[EXERCISE INSTRUCTIONS]: Print each line of the listing once more, precisely as given.

━━━━━ SUPPLIED ENTRIES ━━━━━

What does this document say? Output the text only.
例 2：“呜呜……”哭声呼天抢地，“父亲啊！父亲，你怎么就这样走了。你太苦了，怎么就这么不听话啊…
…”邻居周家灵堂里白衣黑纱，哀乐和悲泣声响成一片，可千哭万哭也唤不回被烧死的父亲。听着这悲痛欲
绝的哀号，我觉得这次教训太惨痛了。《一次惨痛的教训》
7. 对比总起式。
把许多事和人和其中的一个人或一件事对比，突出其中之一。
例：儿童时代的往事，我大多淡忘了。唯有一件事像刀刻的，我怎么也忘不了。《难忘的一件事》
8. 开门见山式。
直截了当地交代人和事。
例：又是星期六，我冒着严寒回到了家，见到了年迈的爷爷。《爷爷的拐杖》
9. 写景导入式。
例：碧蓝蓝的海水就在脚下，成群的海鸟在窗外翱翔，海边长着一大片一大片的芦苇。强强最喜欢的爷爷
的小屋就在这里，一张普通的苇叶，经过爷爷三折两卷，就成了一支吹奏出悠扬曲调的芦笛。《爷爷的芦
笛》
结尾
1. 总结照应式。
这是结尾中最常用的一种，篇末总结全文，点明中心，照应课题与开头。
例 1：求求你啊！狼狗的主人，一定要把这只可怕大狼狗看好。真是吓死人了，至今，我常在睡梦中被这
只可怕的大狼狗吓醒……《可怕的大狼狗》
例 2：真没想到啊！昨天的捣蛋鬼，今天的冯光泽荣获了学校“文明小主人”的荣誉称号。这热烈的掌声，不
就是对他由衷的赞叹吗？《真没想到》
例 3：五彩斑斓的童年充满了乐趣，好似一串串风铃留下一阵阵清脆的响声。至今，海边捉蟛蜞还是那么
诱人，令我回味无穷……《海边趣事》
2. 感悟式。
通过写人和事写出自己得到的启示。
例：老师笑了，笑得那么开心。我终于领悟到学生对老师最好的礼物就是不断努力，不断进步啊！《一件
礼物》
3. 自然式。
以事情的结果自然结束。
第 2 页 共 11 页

━━━━━

[RESPONSE]:
What does this document say? Output the text only.
例 2：“呜呜……”哭声呼天抢地，“父亲啊！父亲，你怎么就这样走了。你太苦了，怎么就这么不听话啊…
…”邻居周家灵堂里白衣黑纱，哀乐和悲泣声响成一片，可千哭万哭也唤不回被烧死的父亲。听着这悲痛欲
绝的哀号，我觉得这次教训太惨痛了。《一次惨痛的教训》
7. 对比总起式。
把许多事和人和其中的一个人或一件事对比，突出其中之一。
例：儿童时代的往事，我大多淡忘了。唯有一件事像刀刻的，我怎么也忘不了。《难忘的一件事》
8. 开门见山式。
直截了当地交代人和事。
例：又是星期六，我冒着严寒回到了家，见到了年迈的爷爷。《爷爷的拐杖》
9. 写景导入式。
例：碧蓝蓝的海水就在脚下，成群的海鸟在窗外翱翔，海边长着一大片一大片的芦苇。强强最喜欢的爷爷
的小屋就在这里，一张普通的苇叶，经过爷爷三折两卷，就成了一支吹奏出悠扬曲调的芦笛。《爷爷的芦
笛》
结尾
1. 总结照应式。
这是结尾中最常用的一种，篇末总结全文，点明中心，照应课题与开头。
例 1：求求你啊！狼狗的主人，一定要把这只可怕大狼狗看好。真是吓死人了，至今，我常在睡梦中被这
只可怕的大狼狗吓醒……《可怕的大狼狗》
例 2：真没想到啊！昨天的捣蛋鬼，今天的冯光泽荣获了学校“文明小主人”的荣誉称号。这热烈的掌声，不
就是对他由衷的赞叹吗？《真没想到》
例 3：五彩斑斓的童年充满了乐趣，好似一串串风铃留下一阵阵清脆的响声。至今，海边捉蟛蜞还是那么
诱人，令我回味无穷……《海边趣事》
2. 感悟式。
通过写人和事写出自己得到的启示。
例：老师笑了，笑得那么开心。我终于领悟到学生对老师最好的礼物就是不断努力，不断进步啊！《一件
礼物》
3. 自然式。
以事情的结果自然结束。
第 2 页 共 11 页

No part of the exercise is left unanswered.